## WORK TO DO
Track down each line that has the word "text" and copy it.

## THE DATA
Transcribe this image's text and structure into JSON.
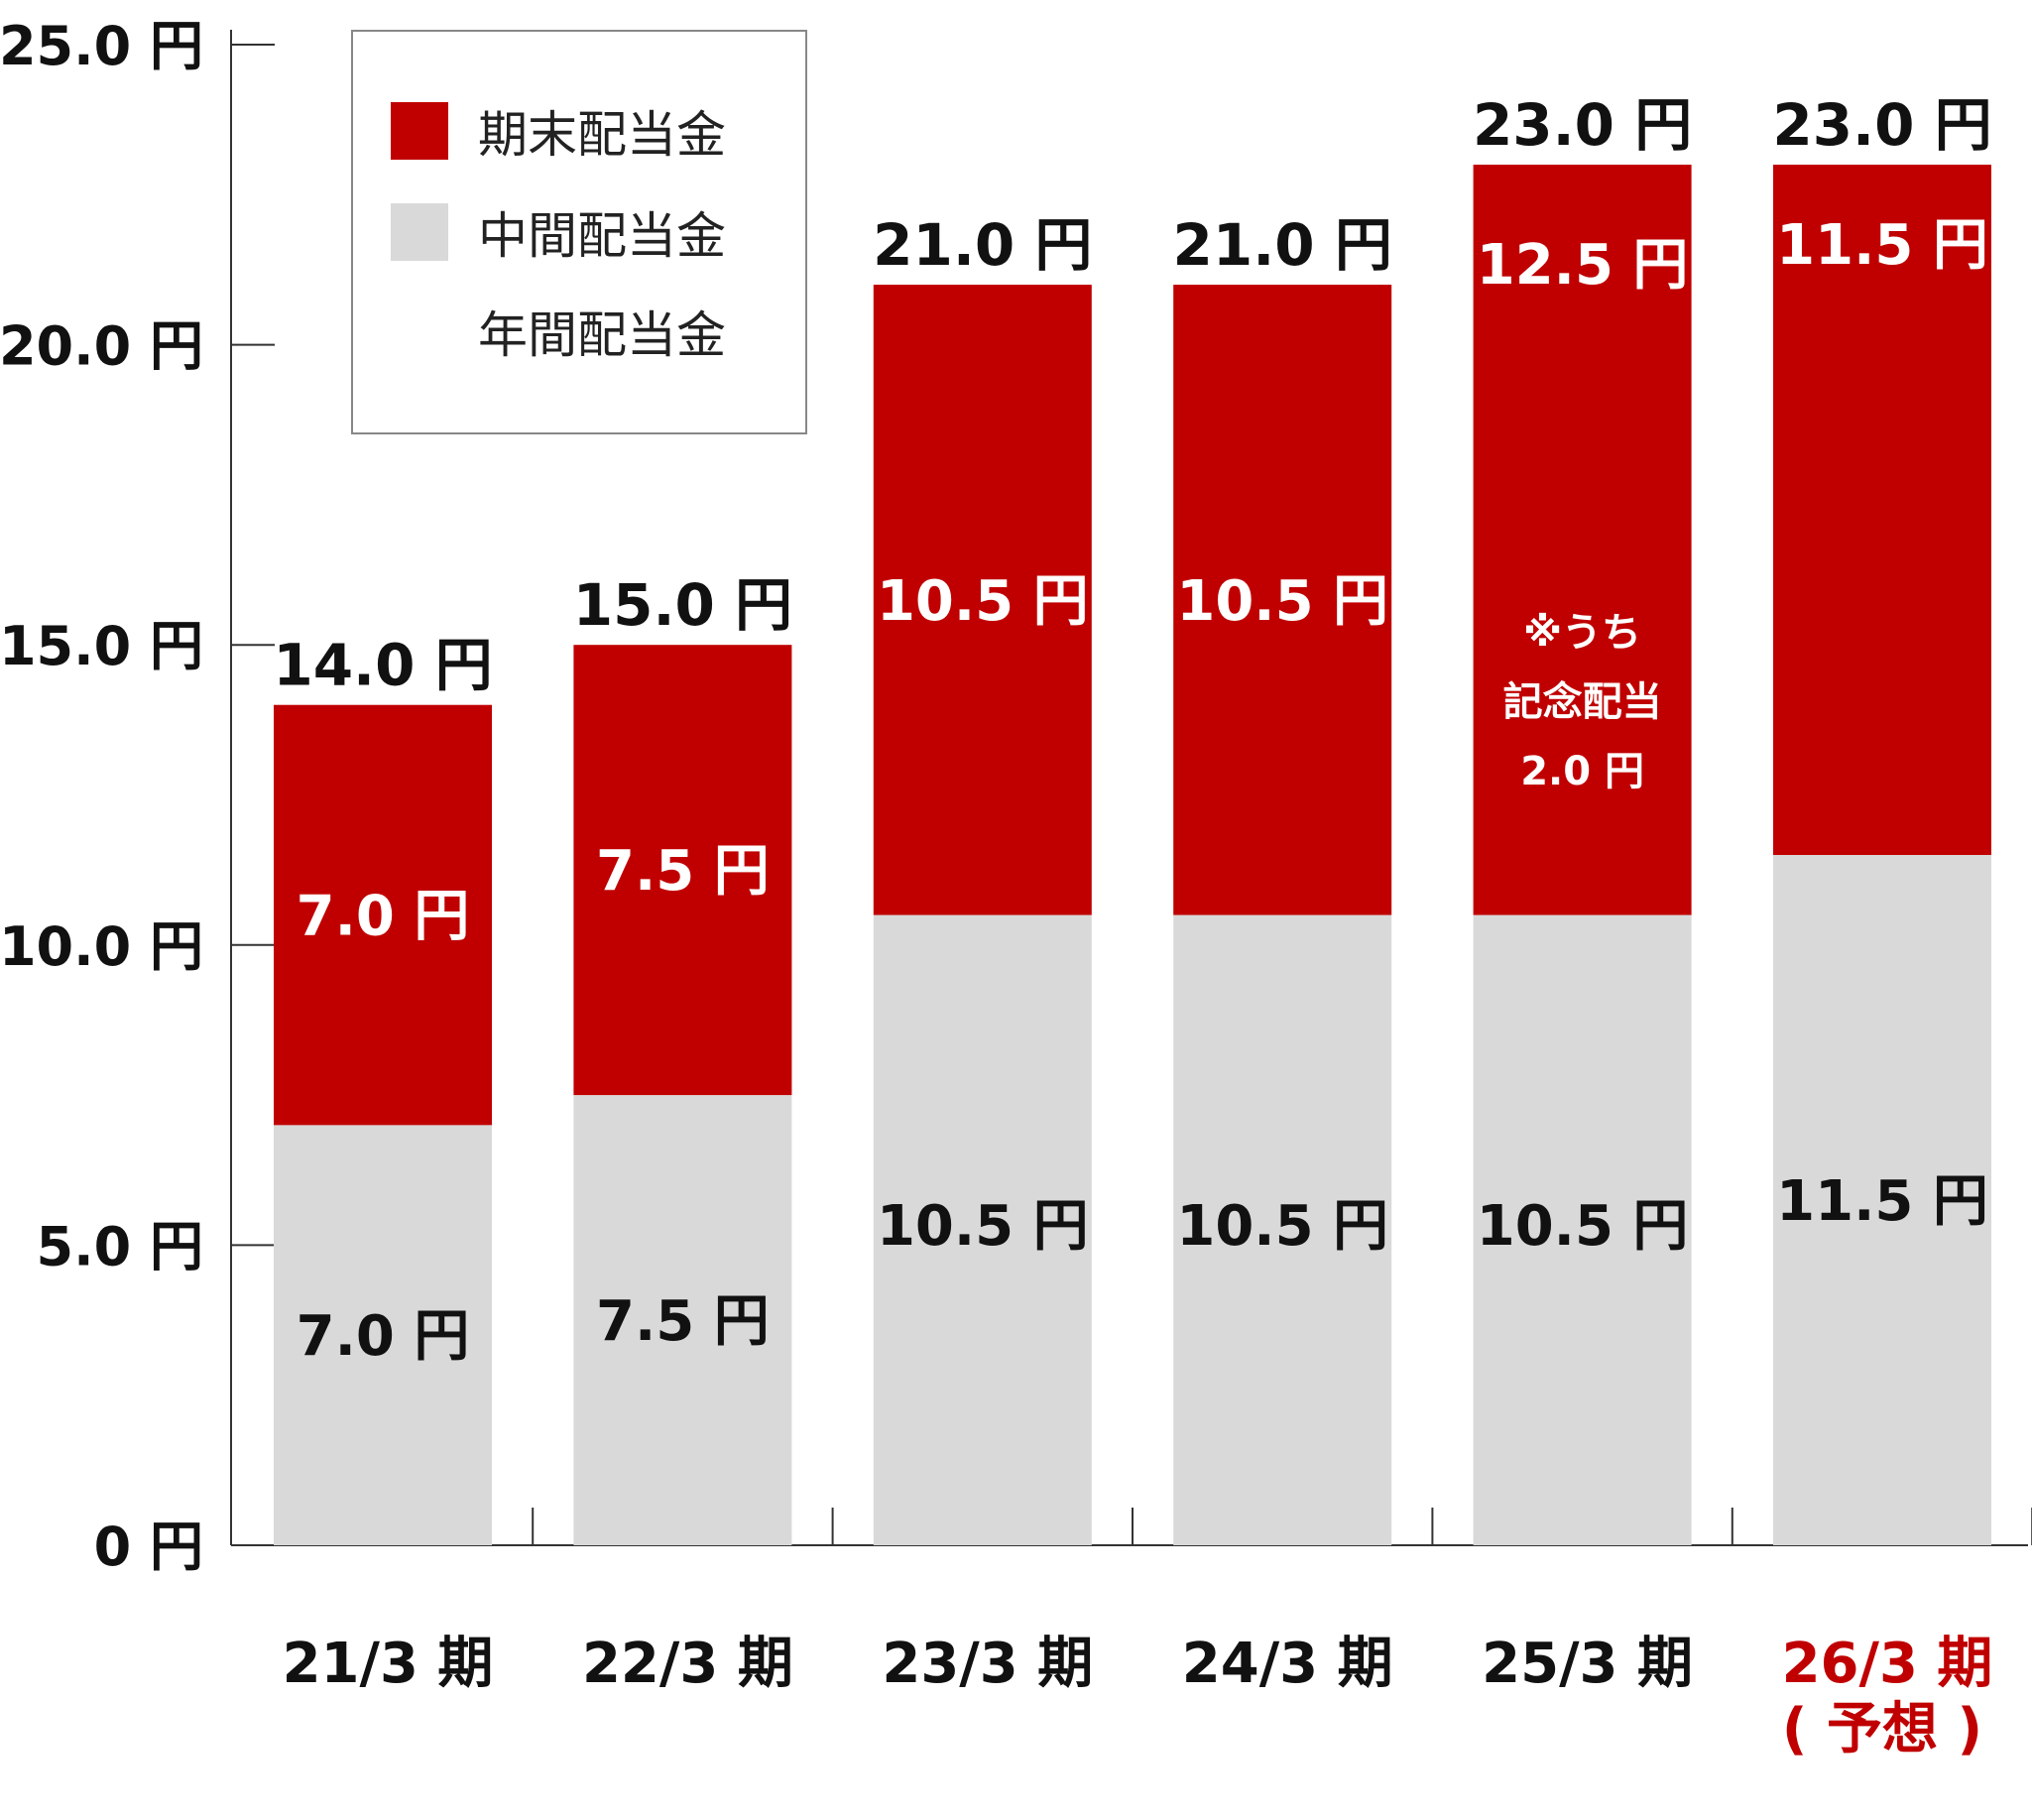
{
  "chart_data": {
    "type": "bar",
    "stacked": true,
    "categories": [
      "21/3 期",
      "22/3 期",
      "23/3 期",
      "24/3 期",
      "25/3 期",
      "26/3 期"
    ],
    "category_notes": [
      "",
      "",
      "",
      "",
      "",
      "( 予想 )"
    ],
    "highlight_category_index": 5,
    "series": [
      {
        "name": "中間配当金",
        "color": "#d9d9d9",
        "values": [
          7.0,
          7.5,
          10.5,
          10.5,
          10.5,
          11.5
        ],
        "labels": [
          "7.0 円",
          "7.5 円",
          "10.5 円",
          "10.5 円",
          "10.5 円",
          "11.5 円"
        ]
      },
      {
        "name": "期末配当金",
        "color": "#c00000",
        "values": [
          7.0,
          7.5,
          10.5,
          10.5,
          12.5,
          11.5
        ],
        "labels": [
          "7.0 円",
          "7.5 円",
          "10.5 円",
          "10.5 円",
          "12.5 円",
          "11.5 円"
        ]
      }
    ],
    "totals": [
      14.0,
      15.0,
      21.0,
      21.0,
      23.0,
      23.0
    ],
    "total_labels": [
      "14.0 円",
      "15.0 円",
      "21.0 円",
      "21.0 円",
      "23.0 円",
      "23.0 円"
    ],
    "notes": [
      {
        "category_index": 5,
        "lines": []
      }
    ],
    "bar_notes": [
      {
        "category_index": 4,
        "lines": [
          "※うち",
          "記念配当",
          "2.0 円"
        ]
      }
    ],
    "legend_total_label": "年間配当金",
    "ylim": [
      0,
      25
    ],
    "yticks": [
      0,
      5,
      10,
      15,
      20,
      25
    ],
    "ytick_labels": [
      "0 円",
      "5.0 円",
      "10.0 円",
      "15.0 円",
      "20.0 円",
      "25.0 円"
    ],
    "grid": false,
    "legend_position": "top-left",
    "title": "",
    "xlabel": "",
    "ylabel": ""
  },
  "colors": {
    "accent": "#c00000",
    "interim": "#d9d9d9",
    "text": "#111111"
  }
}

## OUTPUT OF THE EXERCISE
Transcribe this image's text and structure into JSON.
    "text": "#111111"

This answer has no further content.